What you are asked to do: Reproduce the entries exactly.

Provided information:
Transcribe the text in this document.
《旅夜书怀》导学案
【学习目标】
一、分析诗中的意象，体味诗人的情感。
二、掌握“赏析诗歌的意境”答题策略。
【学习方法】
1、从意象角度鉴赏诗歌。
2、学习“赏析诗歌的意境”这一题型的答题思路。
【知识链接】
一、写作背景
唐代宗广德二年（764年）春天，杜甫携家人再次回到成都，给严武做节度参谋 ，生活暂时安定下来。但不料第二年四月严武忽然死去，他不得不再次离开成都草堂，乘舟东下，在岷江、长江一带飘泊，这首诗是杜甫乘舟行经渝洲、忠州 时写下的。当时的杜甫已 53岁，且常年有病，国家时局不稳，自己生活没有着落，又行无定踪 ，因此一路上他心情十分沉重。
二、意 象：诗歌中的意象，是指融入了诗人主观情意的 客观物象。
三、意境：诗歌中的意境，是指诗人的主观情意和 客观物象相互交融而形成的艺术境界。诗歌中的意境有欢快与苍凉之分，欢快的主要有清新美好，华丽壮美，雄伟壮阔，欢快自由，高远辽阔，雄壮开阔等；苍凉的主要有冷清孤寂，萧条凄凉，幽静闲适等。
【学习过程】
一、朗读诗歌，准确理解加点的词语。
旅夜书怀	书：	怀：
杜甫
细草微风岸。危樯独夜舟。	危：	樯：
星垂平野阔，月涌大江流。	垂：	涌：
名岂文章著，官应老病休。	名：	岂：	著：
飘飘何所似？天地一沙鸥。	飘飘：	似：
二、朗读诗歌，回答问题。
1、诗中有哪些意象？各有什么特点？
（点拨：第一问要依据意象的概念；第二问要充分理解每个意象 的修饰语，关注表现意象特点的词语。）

Task result:
Transcribe the text in this document.
《旅夜书怀》导学案
【学习目标】
一、分析诗中的意象，体味诗人的情感。
二、掌握“赏析诗歌的意境”答题策略。
【学习方法】
1、从意象角度鉴赏诗歌。
2、学习“赏析诗歌的意境”这一题型的答题思路。
【知识链接】
一、写作背景
唐代宗广德二年（764年）春天，杜甫携家人再次回到成都，给严武做节度参谋 ，生活暂时安定下来。但不料第二年四月严武忽然死去，他不得不再次离开成都草堂，乘舟东下，在岷江、长江一带飘泊，这首诗是杜甫乘舟行经渝洲、忠州 时写下的。当时的杜甫已 53岁，且常年有病，国家时局不稳，自己生活没有着落，又行无定踪 ，因此一路上他心情十分沉重。
二、意 象：诗歌中的意象，是指融入了诗人主观情意的 客观物象。
三、意境：诗歌中的意境，是指诗人的主观情意和 客观物象相互交融而形成的艺术境界。诗歌中的意境有欢快与苍凉之分，欢快的主要有清新美好，华丽壮美，雄伟壮阔，欢快自由，高远辽阔，雄壮开阔等；苍凉的主要有冷清孤寂，萧条凄凉，幽静闲适等。
【学习过程】
一、朗读诗歌，准确理解加点的词语。
旅夜书怀	书：	怀：
杜甫
细草微风岸。危樯独夜舟。	危：	樯：
星垂平野阔，月涌大江流。	垂：	涌：
名岂文章著，官应老病休。	名：	岂：	著：
飘飘何所似？天地一沙鸥。	飘飘：	似：
二、朗读诗歌，回答问题。
1、诗中有哪些意象？各有什么特点？
（点拨：第一问要依据意象的概念；第二问要充分理解每个意象 的修饰语，关注表现意象特点的词语。）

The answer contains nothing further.